[Saved entries]
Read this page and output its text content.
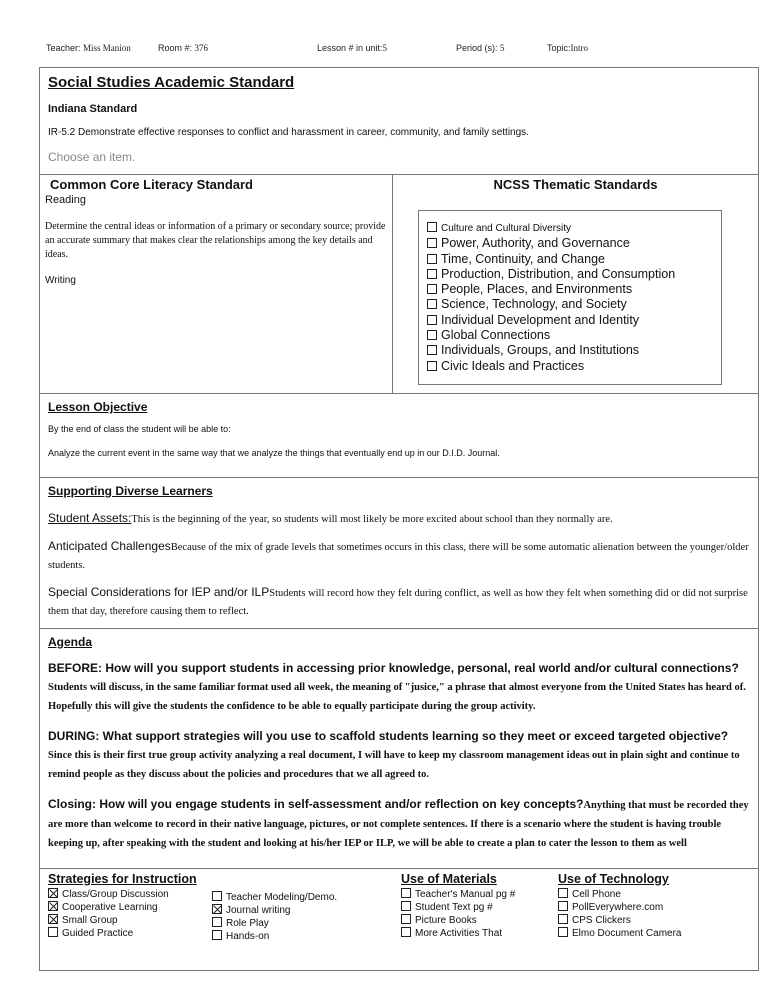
Teacher: Miss Manion	Room #: 376	Lesson # in unit:5	Period (s): 5	Topic:Intro
Social Studies Academic Standard
Indiana Standard
IR-5.2 Demonstrate effective responses to conflict and harassment in career, community, and family settings.
Choose an item.
Common Core Literacy Standard
Reading
Determine the central ideas or information of a primary or secondary source; provide an accurate summary that makes clear the relationships among the key details and ideas.
Writing
NCSS Thematic Standards
Culture and Cultural Diversity
Power, Authority, and Governance
Time, Continuity, and Change
Production, Distribution, and Consumption
People, Places, and Environments
Science, Technology, and Society
Individual Development and Identity
Global Connections
Individuals, Groups, and Institutions
Civic Ideals and Practices
Lesson Objective
By the end of class the student will be able to:
Analyze the current event in the same way that we analyze the things that eventually end up in our D.I.D. Journal.
Supporting Diverse Learners
Student Assets:This is the beginning of the year, so students will most likely be more excited about school than they normally are.
Anticipated ChallengesBecause of the mix of grade levels that sometimes occurs in this class, there will be some automatic alienation between the younger/older students.
Special Considerations for IEP and/or ILPStudents will record how they felt during conflict, as well as how they felt when something did or did not surprise them that day, therefore causing them to reflect.
Agenda
BEFORE: How will you support students in accessing prior knowledge, personal, real world and/or cultural connections?Students will discuss, in the same familiar format used all week, the meaning of "jusice," a phrase that almost everyone from the United States has heard of. Hopefully this will give the students the confidence to be able to equally participate during the group activity.
DURING: What support strategies will you use to scaffold students learning so they meet or exceed targeted objective?Since this is their first true group activity analyzing a real document, I will have to keep my classroom management ideas out in plain sight and continue to remind people as they discuss about the policies and procedures that we all agreed to.
Closing: How will you engage students in self-assessment and/or reflection on key concepts?Anything that must be recorded they are more than welcome to record in their native language, pictures, or not complete sentences. If there is a scenario where the student is having trouble keeping up, after speaking with the student and looking at his/her IEP or ILP, we will be able to create a plan to cater the lesson to them as well
Strategies for Instruction
Class/Group Discussion
Cooperative Learning
Small Group
Guided Practice
Teacher Modeling/Demo.
Journal writing
Role Play
Hands-on
Use of Materials
Teacher's Manual pg #
Student Text pg #
Picture Books
More Activities That
Use of Technology
Cell Phone
PollEverywhere.com
CPS Clickers
Elmo Document Camera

* [EXERCISE TASK] Omit every picture while copying the listing above exactly.

* [ANSWER FOR THIS EXERCISE]
Read this page and output its text content.
Teacher: Miss Manion	Room #: 376	Lesson # in unit:5	Period (s): 5	Topic:Intro
Social Studies Academic Standard
Indiana Standard
IR-5.2 Demonstrate effective responses to conflict and harassment in career, community, and family settings.
Choose an item.
Common Core Literacy Standard
Reading
Determine the central ideas or information of a primary or secondary source; provide an accurate summary that makes clear the relationships among the key details and ideas.
Writing
NCSS Thematic Standards
Culture and Cultural Diversity
Power, Authority, and Governance
Time, Continuity, and Change
Production, Distribution, and Consumption
People, Places, and Environments
Science, Technology, and Society
Individual Development and Identity
Global Connections
Individuals, Groups, and Institutions
Civic Ideals and Practices
Lesson Objective
By the end of class the student will be able to:
Analyze the current event in the same way that we analyze the things that eventually end up in our D.I.D. Journal.
Supporting Diverse Learners
Student Assets:This is the beginning of the year, so students will most likely be more excited about school than they normally are.
Anticipated ChallengesBecause of the mix of grade levels that sometimes occurs in this class, there will be some automatic alienation between the younger/older students.
Special Considerations for IEP and/or ILPStudents will record how they felt during conflict, as well as how they felt when something did or did not surprise them that day, therefore causing them to reflect.
Agenda
BEFORE: How will you support students in accessing prior knowledge, personal, real world and/or cultural connections?Students will discuss, in the same familiar format used all week, the meaning of "jusice," a phrase that almost everyone from the United States has heard of. Hopefully this will give the students the confidence to be able to equally participate during the group activity.
DURING: What support strategies will you use to scaffold students learning so they meet or exceed targeted objective?Since this is their first true group activity analyzing a real document, I will have to keep my classroom management ideas out in plain sight and continue to remind people as they discuss about the policies and procedures that we all agreed to.
Closing: How will you engage students in self-assessment and/or reflection on key concepts?Anything that must be recorded they are more than welcome to record in their native language, pictures, or not complete sentences. If there is a scenario where the student is having trouble keeping up, after speaking with the student and looking at his/her IEP or ILP, we will be able to create a plan to cater the lesson to them as well
Strategies for Instruction
Class/Group Discussion
Cooperative Learning
Small Group
Guided Practice
Teacher Modeling/Demo.
Journal writing
Role Play
Hands-on
Use of Materials
Teacher's Manual pg #
Student Text pg #
Picture Books
More Activities That
Use of Technology
Cell Phone
PollEverywhere.com
CPS Clickers
Elmo Document Camera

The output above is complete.